### EXERCISE REQUIREMENTS
Below are the records; copy each line in them that holds the word "none".

### RECORD LIST

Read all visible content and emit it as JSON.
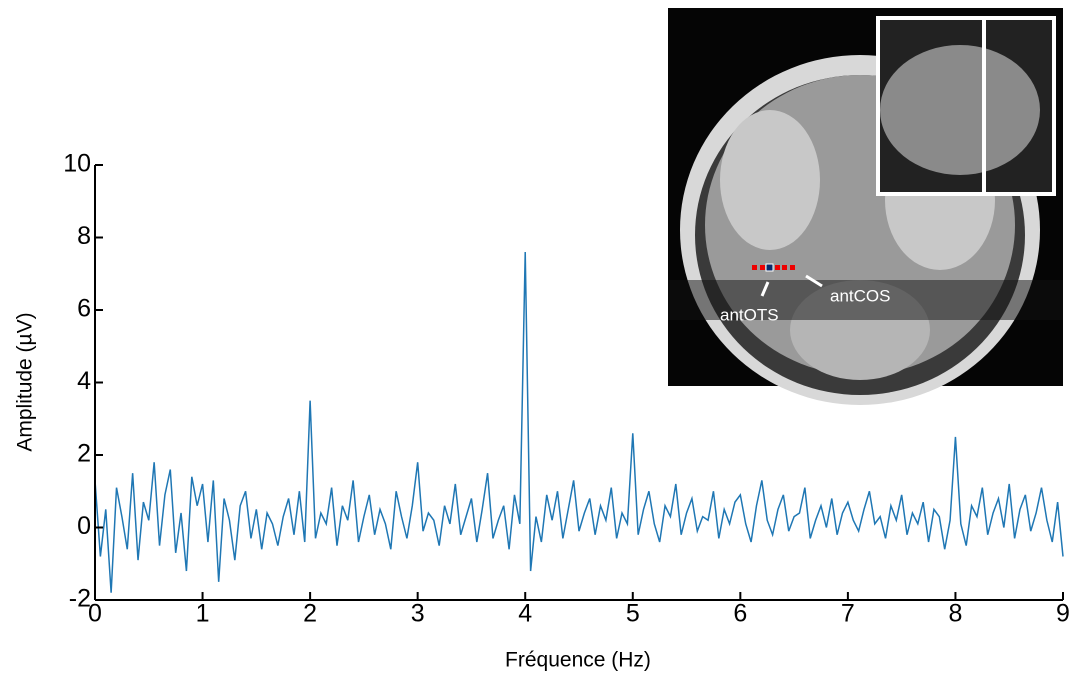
{
  "chart_data": {
    "type": "line",
    "xlabel": "Fréquence (Hz)",
    "ylabel": "Amplitude (µV)",
    "color": "#1f77b4",
    "xlim": [
      0,
      9
    ],
    "xticks": [
      0,
      1,
      2,
      3,
      4,
      5,
      6,
      7,
      8,
      9
    ],
    "ylim": [
      -2,
      10
    ],
    "yticks": [
      -2,
      0,
      2,
      4,
      6,
      8,
      10
    ],
    "x": [
      0,
      0.05,
      0.1,
      0.15,
      0.2,
      0.25,
      0.3,
      0.35,
      0.4,
      0.45,
      0.5,
      0.55,
      0.6,
      0.65,
      0.7,
      0.75,
      0.8,
      0.85,
      0.9,
      0.95,
      1,
      1.05,
      1.1,
      1.15,
      1.2,
      1.25,
      1.3,
      1.35,
      1.4,
      1.45,
      1.5,
      1.55,
      1.6,
      1.65,
      1.7,
      1.75,
      1.8,
      1.85,
      1.9,
      1.95,
      2,
      2.05,
      2.1,
      2.15,
      2.2,
      2.25,
      2.3,
      2.35,
      2.4,
      2.45,
      2.5,
      2.55,
      2.6,
      2.65,
      2.7,
      2.75,
      2.8,
      2.85,
      2.9,
      2.95,
      3,
      3.05,
      3.1,
      3.15,
      3.2,
      3.25,
      3.3,
      3.35,
      3.4,
      3.45,
      3.5,
      3.55,
      3.6,
      3.65,
      3.7,
      3.75,
      3.8,
      3.85,
      3.9,
      3.95,
      4,
      4.05,
      4.1,
      4.15,
      4.2,
      4.25,
      4.3,
      4.35,
      4.4,
      4.45,
      4.5,
      4.55,
      4.6,
      4.65,
      4.7,
      4.75,
      4.8,
      4.85,
      4.9,
      4.95,
      5,
      5.05,
      5.1,
      5.15,
      5.2,
      5.25,
      5.3,
      5.35,
      5.4,
      5.45,
      5.5,
      5.55,
      5.6,
      5.65,
      5.7,
      5.75,
      5.8,
      5.85,
      5.9,
      5.95,
      6,
      6.05,
      6.1,
      6.15,
      6.2,
      6.25,
      6.3,
      6.35,
      6.4,
      6.45,
      6.5,
      6.55,
      6.6,
      6.65,
      6.7,
      6.75,
      6.8,
      6.85,
      6.9,
      6.95,
      7,
      7.05,
      7.1,
      7.15,
      7.2,
      7.25,
      7.3,
      7.35,
      7.4,
      7.45,
      7.5,
      7.55,
      7.6,
      7.65,
      7.7,
      7.75,
      7.8,
      7.85,
      7.9,
      7.95,
      8,
      8.05,
      8.1,
      8.15,
      8.2,
      8.25,
      8.3,
      8.35,
      8.4,
      8.45,
      8.5,
      8.55,
      8.6,
      8.65,
      8.7,
      8.75,
      8.8,
      8.85,
      8.9,
      8.95,
      9
    ],
    "values": [
      1.3,
      -0.8,
      0.5,
      -1.8,
      1.1,
      0.3,
      -0.6,
      1.5,
      -0.9,
      0.7,
      0.2,
      1.8,
      -0.5,
      0.9,
      1.6,
      -0.7,
      0.4,
      -1.2,
      1.4,
      0.6,
      1.2,
      -0.4,
      1.3,
      -1.5,
      0.8,
      0.2,
      -0.9,
      0.6,
      1.0,
      -0.3,
      0.5,
      -0.6,
      0.4,
      0.1,
      -0.5,
      0.3,
      0.8,
      -0.2,
      1.0,
      -0.4,
      3.5,
      -0.3,
      0.4,
      0.1,
      1.1,
      -0.5,
      0.6,
      0.2,
      1.3,
      -0.4,
      0.3,
      0.9,
      -0.2,
      0.5,
      0.1,
      -0.6,
      1.0,
      0.3,
      -0.3,
      0.6,
      1.8,
      -0.1,
      0.4,
      0.2,
      -0.5,
      0.6,
      0.1,
      1.2,
      -0.2,
      0.3,
      0.8,
      -0.4,
      0.5,
      1.5,
      -0.3,
      0.2,
      0.6,
      -0.6,
      0.9,
      0.1,
      7.6,
      -1.2,
      0.3,
      -0.4,
      0.9,
      0.2,
      1.0,
      -0.3,
      0.5,
      1.3,
      -0.1,
      0.4,
      0.8,
      -0.2,
      0.6,
      0.2,
      1.1,
      -0.3,
      0.4,
      0.1,
      2.6,
      -0.2,
      0.5,
      1.0,
      0.1,
      -0.4,
      0.6,
      0.3,
      1.2,
      -0.2,
      0.4,
      0.8,
      -0.1,
      0.3,
      0.2,
      1.0,
      -0.3,
      0.5,
      0.1,
      0.7,
      0.9,
      0.1,
      -0.4,
      0.6,
      1.3,
      0.2,
      -0.2,
      0.5,
      0.9,
      -0.1,
      0.3,
      0.4,
      1.1,
      -0.3,
      0.2,
      0.6,
      0.0,
      0.8,
      -0.2,
      0.4,
      0.7,
      0.2,
      -0.1,
      0.5,
      1.0,
      0.1,
      0.3,
      -0.3,
      0.6,
      0.2,
      0.9,
      -0.2,
      0.4,
      0.1,
      0.7,
      -0.4,
      0.5,
      0.3,
      -0.6,
      0.2,
      2.5,
      0.1,
      -0.5,
      0.6,
      0.3,
      1.1,
      -0.2,
      0.4,
      0.8,
      0.0,
      1.2,
      -0.3,
      0.5,
      0.9,
      -0.1,
      0.4,
      1.1,
      0.2,
      -0.4,
      0.7,
      -0.8
    ]
  },
  "inset": {
    "labels": [
      "antOTS",
      "antCOS"
    ]
  }
}
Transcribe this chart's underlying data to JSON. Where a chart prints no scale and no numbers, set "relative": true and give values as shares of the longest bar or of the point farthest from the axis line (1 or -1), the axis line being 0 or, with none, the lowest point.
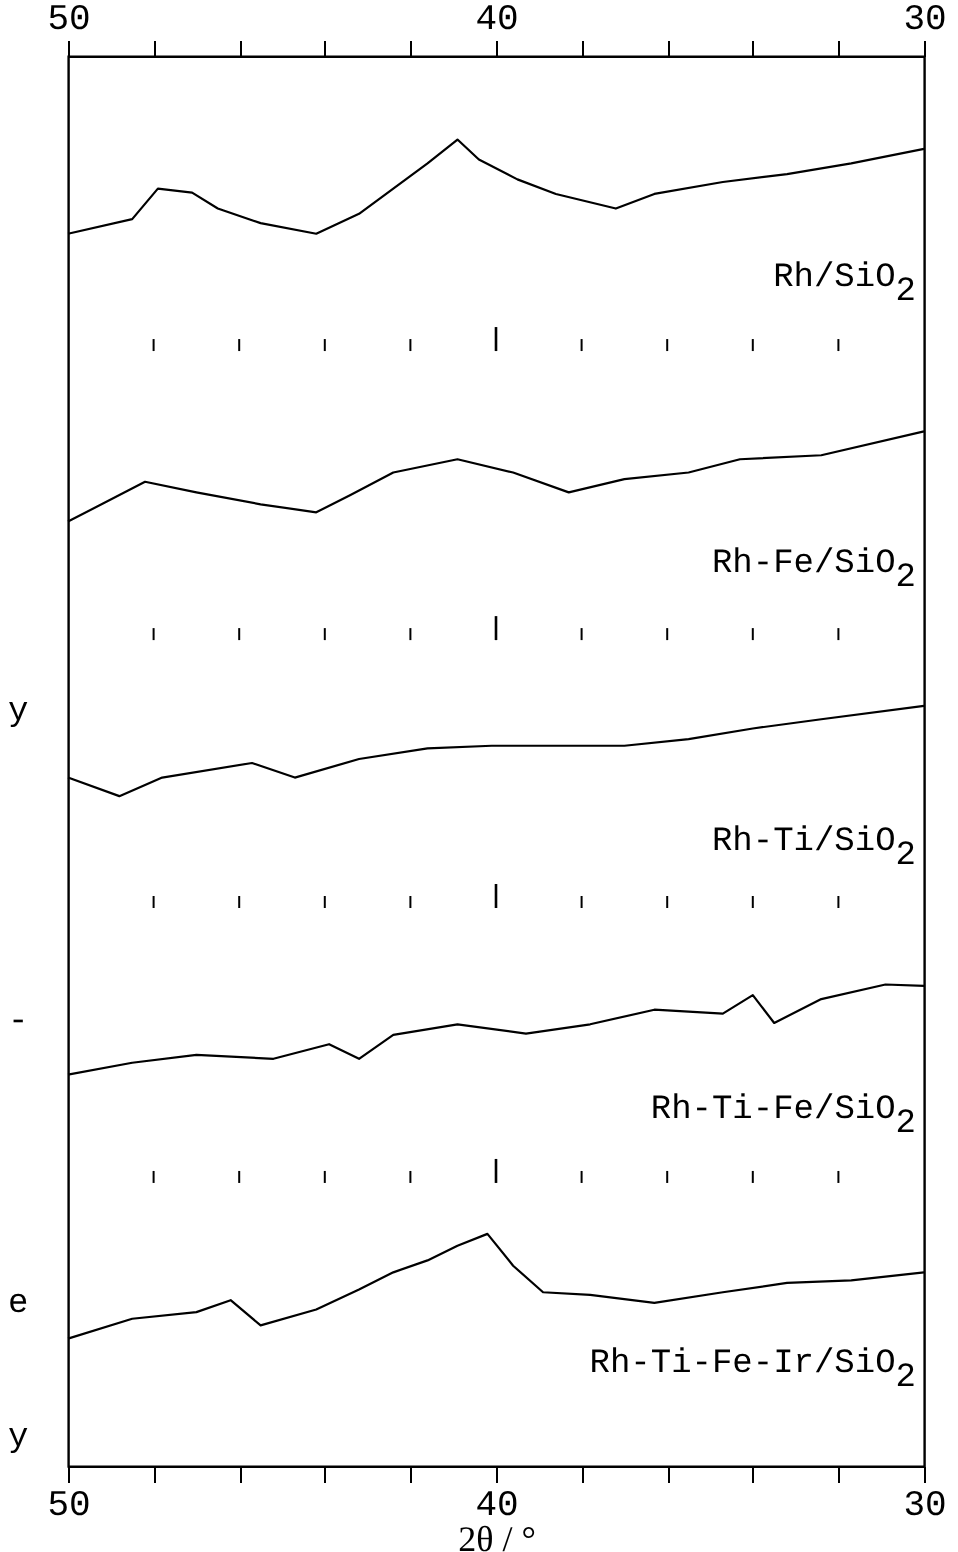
{
  "chart_data": {
    "type": "line",
    "relative": true,
    "xlabel": "2θ / °",
    "xlim": [
      50,
      30
    ],
    "x2lim": [
      50,
      30
    ],
    "xticks": [
      50,
      {
        "value": 48,
        "label": null
      },
      {
        "value": 46,
        "label": null
      },
      {
        "value": 44,
        "label": null
      },
      {
        "value": 42,
        "label": null
      },
      40,
      {
        "value": 38,
        "label": null
      },
      {
        "value": 36,
        "label": null
      },
      {
        "value": 34,
        "label": null
      },
      {
        "value": 32,
        "label": null
      },
      30
    ],
    "x2ticks": [
      50,
      {
        "value": 48,
        "label": null
      },
      {
        "value": 46,
        "label": null
      },
      {
        "value": 44,
        "label": null
      },
      {
        "value": 42,
        "label": null
      },
      40,
      {
        "value": 38,
        "label": null
      },
      {
        "value": 36,
        "label": null
      },
      {
        "value": 34,
        "label": null
      },
      {
        "value": 32,
        "label": null
      },
      30
    ],
    "grid": false,
    "marker": "none",
    "line_style": "solid",
    "annotations": [
      "y",
      "-",
      "e",
      "y"
    ],
    "series": [
      {
        "name": "Rh/SiO$_{2}$",
        "color": "#000000",
        "x": [
          50,
          48.5,
          47.9,
          47.1,
          46.5,
          45.5,
          44.2,
          43.2,
          42.4,
          41.6,
          40.9,
          40.4,
          39.5,
          38.6,
          37.2,
          36.3,
          34.7,
          33.2,
          31.7,
          30
        ],
        "values": [
          0.929,
          0.94,
          0.963,
          0.96,
          0.948,
          0.937,
          0.929,
          0.944,
          0.963,
          0.982,
          1,
          0.985,
          0.97,
          0.959,
          0.948,
          0.959,
          0.968,
          0.974,
          0.982,
          0.993
        ]
      },
      {
        "name": "Rh-Fe/SiO$_{2}$",
        "color": "#000000",
        "x": [
          50,
          48.2,
          47,
          45.5,
          44.2,
          43.4,
          42.4,
          40.9,
          39.6,
          38.3,
          37,
          35.5,
          34.3,
          32.4,
          30
        ],
        "values": [
          0.712,
          0.742,
          0.734,
          0.725,
          0.719,
          0.732,
          0.749,
          0.759,
          0.749,
          0.734,
          0.744,
          0.749,
          0.759,
          0.762,
          0.78
        ]
      },
      {
        "name": "Rh-Ti/SiO$_{2}$",
        "color": "#000000",
        "x": [
          50,
          48.8,
          47.8,
          45.7,
          44.7,
          43.2,
          41.6,
          40.1,
          38.6,
          37,
          35.5,
          34,
          32.4,
          30
        ],
        "values": [
          0.519,
          0.505,
          0.519,
          0.53,
          0.519,
          0.533,
          0.541,
          0.543,
          0.543,
          0.543,
          0.548,
          0.556,
          0.563,
          0.573
        ]
      },
      {
        "name": "Rh-Ti-Fe/SiO$_{2}$",
        "color": "#000000",
        "x": [
          50,
          48.5,
          47,
          45.2,
          43.9,
          43.2,
          42.4,
          40.9,
          39.3,
          37.8,
          36.3,
          34.7,
          34,
          33.5,
          32.4,
          30.9,
          30
        ],
        "values": [
          0.295,
          0.304,
          0.31,
          0.307,
          0.318,
          0.307,
          0.325,
          0.333,
          0.326,
          0.333,
          0.344,
          0.341,
          0.355,
          0.334,
          0.352,
          0.363,
          0.362
        ]
      },
      {
        "name": "Rh-Ti-Fe-Ir/SiO$_{2}$",
        "color": "#000000",
        "x": [
          50,
          48.5,
          47,
          46.2,
          45.5,
          44.2,
          43.2,
          42.4,
          41.6,
          40.9,
          40.2,
          39.6,
          38.9,
          37.8,
          36.3,
          34.7,
          33.2,
          31.7,
          30
        ],
        "values": [
          0.096,
          0.111,
          0.116,
          0.125,
          0.106,
          0.118,
          0.133,
          0.146,
          0.155,
          0.166,
          0.175,
          0.151,
          0.131,
          0.129,
          0.123,
          0.131,
          0.138,
          0.14,
          0.146
        ]
      }
    ]
  }
}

### REPLY
Transcribe this chart's underlying data to JSON. Where a chart prints no scale and no numbers, set "relative": true and give values as shares of the longest bar or of the point farthest from the axis line (1 or -1), the axis line being 0 or, with none, the lowest point.
    "marker": "none",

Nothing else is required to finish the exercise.